TASK STATEMENT: The records that follow are to be transcribed in full, without their images.

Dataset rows
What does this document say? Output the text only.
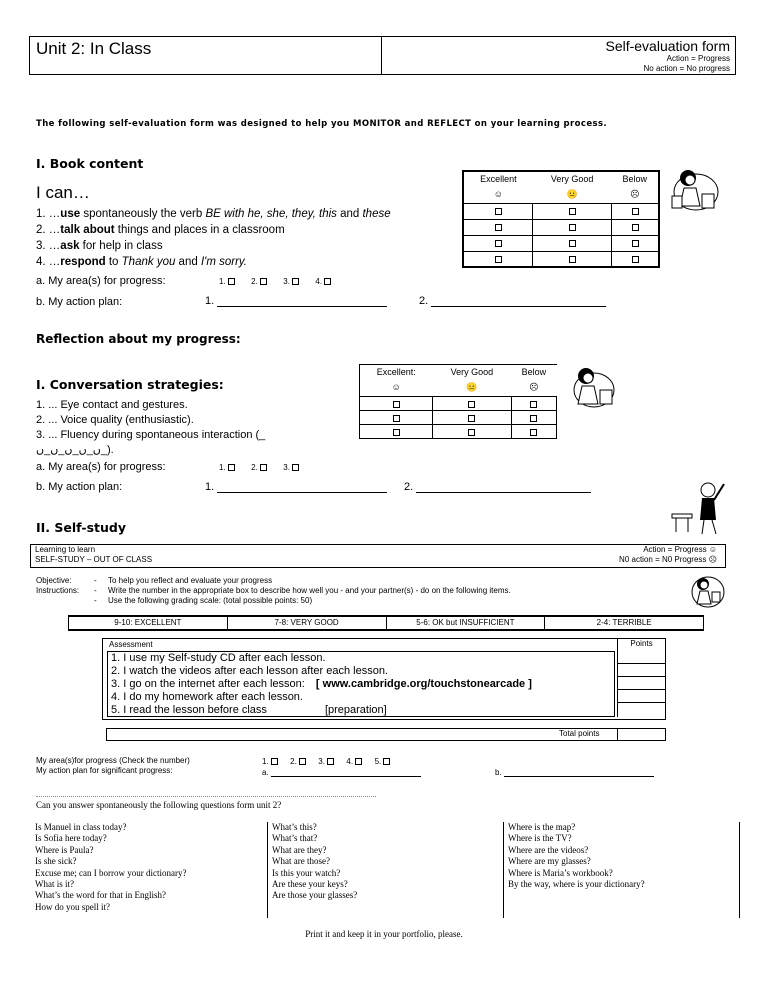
Unit 2: In Class	Self-evaluation form
Action = Progress
No action = No progress
The following self-evaluation form was designed to help you MONITOR and REFLECT on your learning process.
I. Book content
I can…
1. …use spontaneously the verb BE with he, she, they, this and these
2. …talk about things and places in a classroom
3. …ask for help in class
4. …respond to Thank you and I'm sorry.
Excellent	Very Good	Below
☺	😐	☹

a. My area(s) for progress:	1.	2.	3.	4.
b. My action plan:	1.	2.
Reflection about my progress:
I. Conversation strategies:
1. ... Eye contact and gestures.
2. ... Voice quality (enthusiastic).
3. ... Fluency during spontaneous interaction (_
ں_ں_ں_ں_ں_).
Excellent:	Very Good	Below
☺	😐	☹

a. My area(s) for progress:	1.	2.	3.
b. My action plan:	1.	2.
II. Self-study
Learning to learn
SELF-STUDY – OUT OF CLASS
Action = Progress ☺
N0 action = N0 Progress ☹
Objective:	- To help you reflect and evaluate your progress
Instructions: - Write the number in the appropriate box to describe how well you - and your partner(s) - do on the following items.
- Use the following grading scale: (total possible points: 50)
9-10: EXCELLENT	7-8: VERY GOOD	5-6: OK but INSUFFICIENT	2-4: TERRIBLE
Assessment	Points
1. I use my Self-study CD after each lesson.
2. I watch the videos after each lesson after each lesson.
3. I go on the internet after each lesson: [ www.cambridge.org/touchstonearcade ]
4. I do my homework after each lesson.
5. I read the lesson before class	[preparation]
Total points
My area(s)for progress (Check the number)
My action plan for significant progress:
1.	2.	3.	4.	5.
a.	b.
Can you answer spontaneously the following questions form unit 2?
Is Manuel in class today?
Is Sofia here today?
Where is Paula?
Is she sick?
Excuse me; can I borrow your dictionary?
What is it?
What’s the word for that in English?
How do you spell it?
What’s this?
What’s that?
What are they?
What are those?
Is this your watch?
Are these your keys?
Are those your glasses?
Where is the map?
Where is the TV?
Where are the videos?
Where are my glasses?
Where is Maria’s workbook?
By the way, where is your dictionary?
Print it and keep it in your portfolio, please.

TASK OUTPUT:
What does this document say? Output the text only.
Unit 2: In Class	Self-evaluation form
Action = Progress
No action = No progress
The following self-evaluation form was designed to help you MONITOR and REFLECT on your learning process.
I. Book content
I can…
1. …use spontaneously the verb BE with he, she, they, this and these
2. …talk about things and places in a classroom
3. …ask for help in class
4. …respond to Thank you and I'm sorry.
Excellent	Very Good	Below
☺	😐	☹

a. My area(s) for progress:	1.	2.	3.	4.
b. My action plan:	1.	2.
Reflection about my progress:
I. Conversation strategies:
1. ... Eye contact and gestures.
2. ... Voice quality (enthusiastic).
3. ... Fluency during spontaneous interaction (_
ں_ں_ں_ں_ں_).
Excellent:	Very Good	Below
☺	😐	☹

a. My area(s) for progress:	1.	2.	3.
b. My action plan:	1.	2.
II. Self-study
Learning to learn
SELF-STUDY – OUT OF CLASS
Action = Progress ☺
N0 action = N0 Progress ☹
Objective:	- To help you reflect and evaluate your progress
Instructions: - Write the number in the appropriate box to describe how well you - and your partner(s) - do on the following items.
- Use the following grading scale: (total possible points: 50)
9-10: EXCELLENT	7-8: VERY GOOD	5-6: OK but INSUFFICIENT	2-4: TERRIBLE
Assessment	Points
1. I use my Self-study CD after each lesson.
2. I watch the videos after each lesson after each lesson.
3. I go on the internet after each lesson: [ www.cambridge.org/touchstonearcade ]
4. I do my homework after each lesson.
5. I read the lesson before class	[preparation]
Total points
My area(s)for progress (Check the number)
My action plan for significant progress:
1.	2.	3.	4.	5.
a.	b.
Can you answer spontaneously the following questions form unit 2?
Is Manuel in class today?
Is Sofia here today?
Where is Paula?
Is she sick?
Excuse me; can I borrow your dictionary?
What is it?
What’s the word for that in English?
How do you spell it?
What’s this?
What’s that?
What are they?
What are those?
Is this your watch?
Are these your keys?
Are those your glasses?
Where is the map?
Where is the TV?
Where are the videos?
Where are my glasses?
Where is Maria’s workbook?
By the way, where is your dictionary?
Print it and keep it in your portfolio, please.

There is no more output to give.